■ **Short problem**:
Output the material below unchanged, apart from leaving out the pictures.

Stored data:
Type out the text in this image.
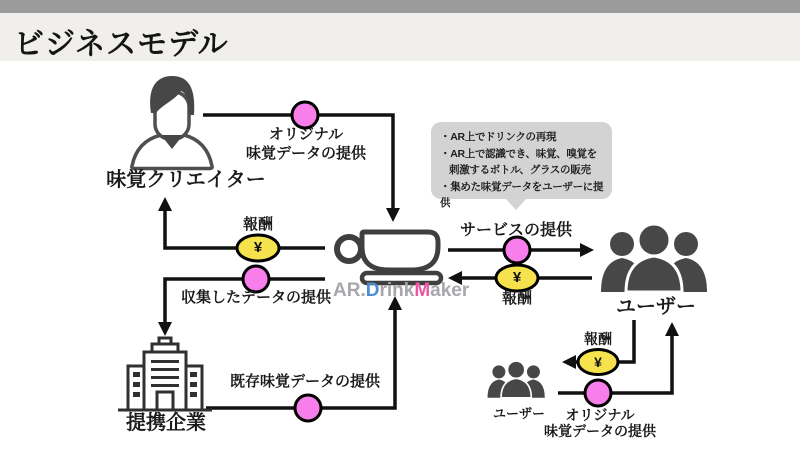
ビジネスモデル
・AR上でドリンクの再現
・AR上で認識でき、味覚、嗅覚を
刺激するボトル、グラスの販売
・集めた味覚データをユーザーに提供
味覚クリエイター
提携企業
ユーザー
ユーザー
オリジナル
味覚データの提供
報酬
収集したデータの提供
既存味覚データの提供
サービスの提供
報酬
報酬
オリジナル
味覚データの提供
¥
¥
¥
AR.DrinkMaker
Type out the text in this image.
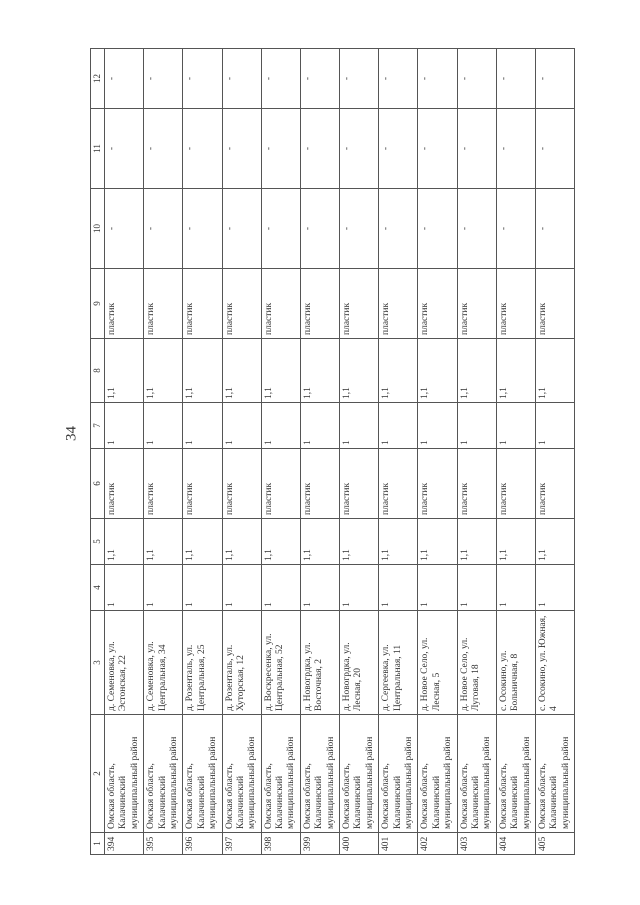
34
1	2	3	4	5	6	7	8	9	10	11	12
394	Омская область, Калачинский муниципальный район	д. Семеновка, ул. Эстонская, 22	1	1,1	пластик	1	1,1	пластик	-	-	-
395	Омская область, Калачинский муниципальный район	д. Семеновка, ул. Центральная, 34	1	1,1	пластик	1	1,1	пластик	-	-	-
396	Омская область, Калачинский муниципальный район	д. Розенталь, ул. Центральная, 25	1	1,1	пластик	1	1,1	пластик	-	-	-
397	Омская область, Калачинский муниципальный район	д. Розенталь, ул. Хуторская, 12	1	1,1	пластик	1	1,1	пластик	-	-	-
398	Омская область, Калачинский муниципальный район	д. Воскресенка, ул. Центральная, 52	1	1,1	пластик	1	1,1	пластик	-	-	-
399	Омская область, Калачинский муниципальный район	д. Новогрдка, ул. Восточная, 2	1	1,1	пластик	1	1,1	пластик	-	-	-
400	Омская область, Калачинский муниципальный район	д. Новогрдка, ул. Лесная, 20	1	1,1	пластик	1	1,1	пластик	-	-	-
401	Омская область, Калачинский муниципальный район	д. Сергеевка, ул. Центральная, 11	1	1,1	пластик	1	1,1	пластик	-	-	-
402	Омская область, Калачинский муниципальный район	д. Новое Село, ул. Лесная, 5	1	1,1	пластик	1	1,1	пластик	-	-	-
403	Омская область, Калачинский муниципальный район	д. Новое Село, ул. Луговая, 18	1	1,1	пластик	1	1,1	пластик	-	-	-
404	Омская область, Калачинский муниципальный район	с. Осокино, ул. Больничная, 8	1	1,1	пластик	1	1,1	пластик	-	-	-
405	Омская область, Калачинский муниципальный район	с. Осокино, ул. Южная, 4	1	1,1	пластик	1	1,1	пластик	-	-	-
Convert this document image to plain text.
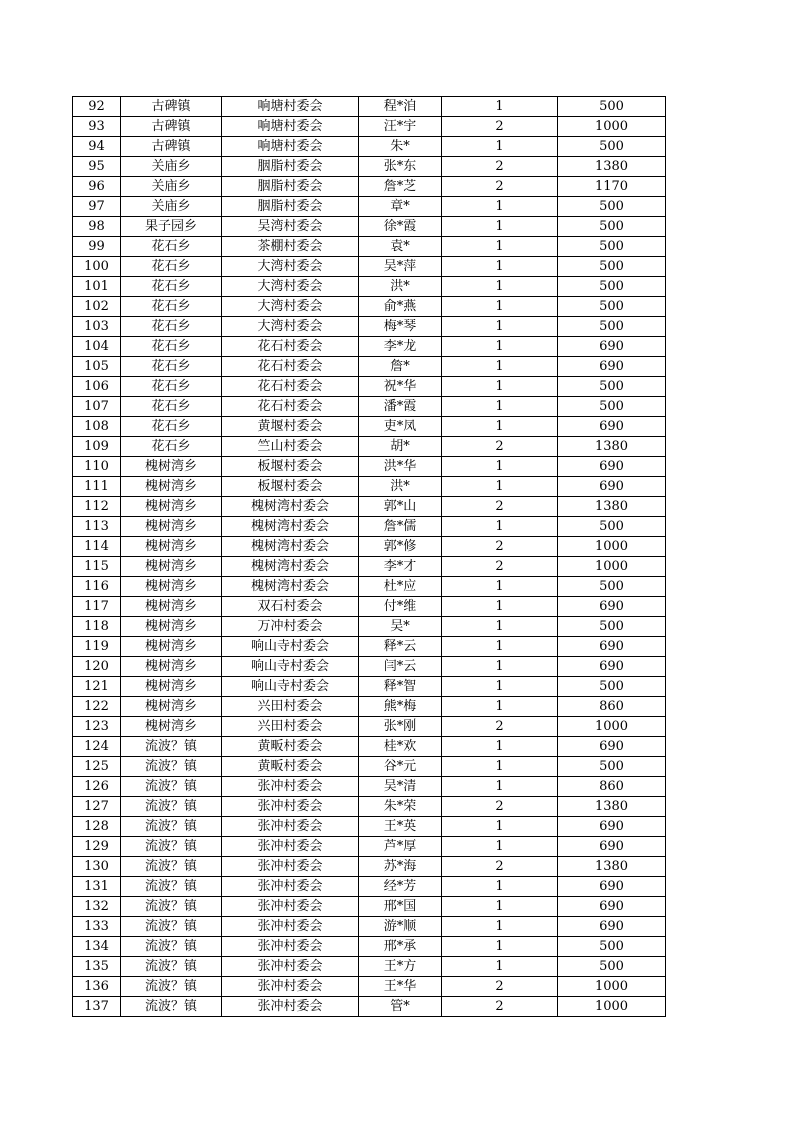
92	古碑镇	响塘村委会	程*洎	1	500
93	古碑镇	响塘村委会	汪*宇	2	1000
94	古碑镇	响塘村委会	朱*	1	500
95	关庙乡	胭脂村委会	张*东	2	1380
96	关庙乡	胭脂村委会	詹*芝	2	1170
97	关庙乡	胭脂村委会	章*	1	500
98	果子园乡	吴湾村委会	徐*霞	1	500
99	花石乡	茶棚村委会	袁*	1	500
100	花石乡	大湾村委会	吴*萍	1	500
101	花石乡	大湾村委会	洪*	1	500
102	花石乡	大湾村委会	俞*燕	1	500
103	花石乡	大湾村委会	梅*琴	1	500
104	花石乡	花石村委会	李*龙	1	690
105	花石乡	花石村委会	詹*	1	690
106	花石乡	花石村委会	祝*华	1	500
107	花石乡	花石村委会	潘*霞	1	500
108	花石乡	黄堰村委会	吏*凤	1	690
109	花石乡	竺山村委会	胡*	2	1380
110	槐树湾乡	板堰村委会	洪*华	1	690
111	槐树湾乡	板堰村委会	洪*	1	690
112	槐树湾乡	槐树湾村委会	郭*山	2	1380
113	槐树湾乡	槐树湾村委会	詹*儒	1	500
114	槐树湾乡	槐树湾村委会	郭*修	2	1000
115	槐树湾乡	槐树湾村委会	李*才	2	1000
116	槐树湾乡	槐树湾村委会	杜*应	1	500
117	槐树湾乡	双石村委会	付*维	1	690
118	槐树湾乡	万冲村委会	吴*	1	500
119	槐树湾乡	响山寺村委会	释*云	1	690
120	槐树湾乡	响山寺村委会	闫*云	1	690
121	槐树湾乡	响山寺村委会	释*智	1	500
122	槐树湾乡	兴田村委会	熊*梅	1	860
123	槐树湾乡	兴田村委会	张*刚	2	1000
124	流波？镇	黄畈村委会	桂*欢	1	690
125	流波？镇	黄畈村委会	谷*元	1	500
126	流波？镇	张冲村委会	吴*清	1	860
127	流波？镇	张冲村委会	朱*荣	2	1380
128	流波？镇	张冲村委会	王*英	1	690
129	流波？镇	张冲村委会	芦*厚	1	690
130	流波？镇	张冲村委会	苏*海	2	1380
131	流波？镇	张冲村委会	经*芳	1	690
132	流波？镇	张冲村委会	邢*国	1	690
133	流波？镇	张冲村委会	游*顺	1	690
134	流波？镇	张冲村委会	邢*承	1	500
135	流波？镇	张冲村委会	王*方	1	500
136	流波？镇	张冲村委会	王*华	2	1000
137	流波？镇	张冲村委会	管*	2	1000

■ **Reply to the exercise**:
Type out the text in this image.
ビジネスモデル
・AR上でドリンクの再現
・AR上で認識でき、味覚、嗅覚を
刺激するボトル、グラスの販売
・集めた味覚データをユーザーに提供
味覚クリエイター
提携企業
ユーザー
ユーザー
オリジナル
味覚データの提供
報酬
収集したデータの提供
既存味覚データの提供
サービスの提供
報酬
報酬
オリジナル
味覚データの提供
¥
¥
¥
AR.DrinkMaker
Type out the text in this image.
34
1	2	3	4	5	6	7	8	9	10	11	12
394	Омская область, Калачинский муниципальный район	д. Семеновка, ул. Эстонская, 22	1	1,1	пластик	1	1,1	пластик	-	-	-
395	Омская область, Калачинский муниципальный район	д. Семеновка, ул. Центральная, 34	1	1,1	пластик	1	1,1	пластик	-	-	-
396	Омская область, Калачинский муниципальный район	д. Розенталь, ул. Центральная, 25	1	1,1	пластик	1	1,1	пластик	-	-	-
397	Омская область, Калачинский муниципальный район	д. Розенталь, ул. Хуторская, 12	1	1,1	пластик	1	1,1	пластик	-	-	-
398	Омская область, Калачинский муниципальный район	д. Воскресенка, ул. Центральная, 52	1	1,1	пластик	1	1,1	пластик	-	-	-
399	Омская область, Калачинский муниципальный район	д. Новогрдка, ул. Восточная, 2	1	1,1	пластик	1	1,1	пластик	-	-	-
400	Омская область, Калачинский муниципальный район	д. Новогрдка, ул. Лесная, 20	1	1,1	пластик	1	1,1	пластик	-	-	-
401	Омская область, Калачинский муниципальный район	д. Сергеевка, ул. Центральная, 11	1	1,1	пластик	1	1,1	пластик	-	-	-
402	Омская область, Калачинский муниципальный район	д. Новое Село, ул. Лесная, 5	1	1,1	пластик	1	1,1	пластик	-	-	-
403	Омская область, Калачинский муниципальный район	д. Новое Село, ул. Луговая, 18	1	1,1	пластик	1	1,1	пластик	-	-	-
404	Омская область, Калачинский муниципальный район	с. Осокино, ул. Больничная, 8	1	1,1	пластик	1	1,1	пластик	-	-	-
405	Омская область, Калачинский муниципальный район	с. Осокино, ул. Южная, 4	1	1,1	пластик	1	1,1	пластик	-	-	-
Convert this document image to plain text.
92	古碑镇	响塘村委会	程*洎	1	500
93	古碑镇	响塘村委会	汪*宇	2	1000
94	古碑镇	响塘村委会	朱*	1	500
95	关庙乡	胭脂村委会	张*东	2	1380
96	关庙乡	胭脂村委会	詹*芝	2	1170
97	关庙乡	胭脂村委会	章*	1	500
98	果子园乡	吴湾村委会	徐*霞	1	500
99	花石乡	茶棚村委会	袁*	1	500
100	花石乡	大湾村委会	吴*萍	1	500
101	花石乡	大湾村委会	洪*	1	500
102	花石乡	大湾村委会	俞*燕	1	500
103	花石乡	大湾村委会	梅*琴	1	500
104	花石乡	花石村委会	李*龙	1	690
105	花石乡	花石村委会	詹*	1	690
106	花石乡	花石村委会	祝*华	1	500
107	花石乡	花石村委会	潘*霞	1	500
108	花石乡	黄堰村委会	吏*凤	1	690
109	花石乡	竺山村委会	胡*	2	1380
110	槐树湾乡	板堰村委会	洪*华	1	690
111	槐树湾乡	板堰村委会	洪*	1	690
112	槐树湾乡	槐树湾村委会	郭*山	2	1380
113	槐树湾乡	槐树湾村委会	詹*儒	1	500
114	槐树湾乡	槐树湾村委会	郭*修	2	1000
115	槐树湾乡	槐树湾村委会	李*才	2	1000
116	槐树湾乡	槐树湾村委会	杜*应	1	500
117	槐树湾乡	双石村委会	付*维	1	690
118	槐树湾乡	万冲村委会	吴*	1	500
119	槐树湾乡	响山寺村委会	释*云	1	690
120	槐树湾乡	响山寺村委会	闫*云	1	690
121	槐树湾乡	响山寺村委会	释*智	1	500
122	槐树湾乡	兴田村委会	熊*梅	1	860
123	槐树湾乡	兴田村委会	张*刚	2	1000
124	流波？镇	黄畈村委会	桂*欢	1	690
125	流波？镇	黄畈村委会	谷*元	1	500
126	流波？镇	张冲村委会	吴*清	1	860
127	流波？镇	张冲村委会	朱*荣	2	1380
128	流波？镇	张冲村委会	王*英	1	690
129	流波？镇	张冲村委会	芦*厚	1	690
130	流波？镇	张冲村委会	苏*海	2	1380
131	流波？镇	张冲村委会	经*芳	1	690
132	流波？镇	张冲村委会	邢*国	1	690
133	流波？镇	张冲村委会	游*顺	1	690
134	流波？镇	张冲村委会	邢*承	1	500
135	流波？镇	张冲村委会	王*方	1	500
136	流波？镇	张冲村委会	王*华	2	1000
137	流波？镇	张冲村委会	管*	2	1000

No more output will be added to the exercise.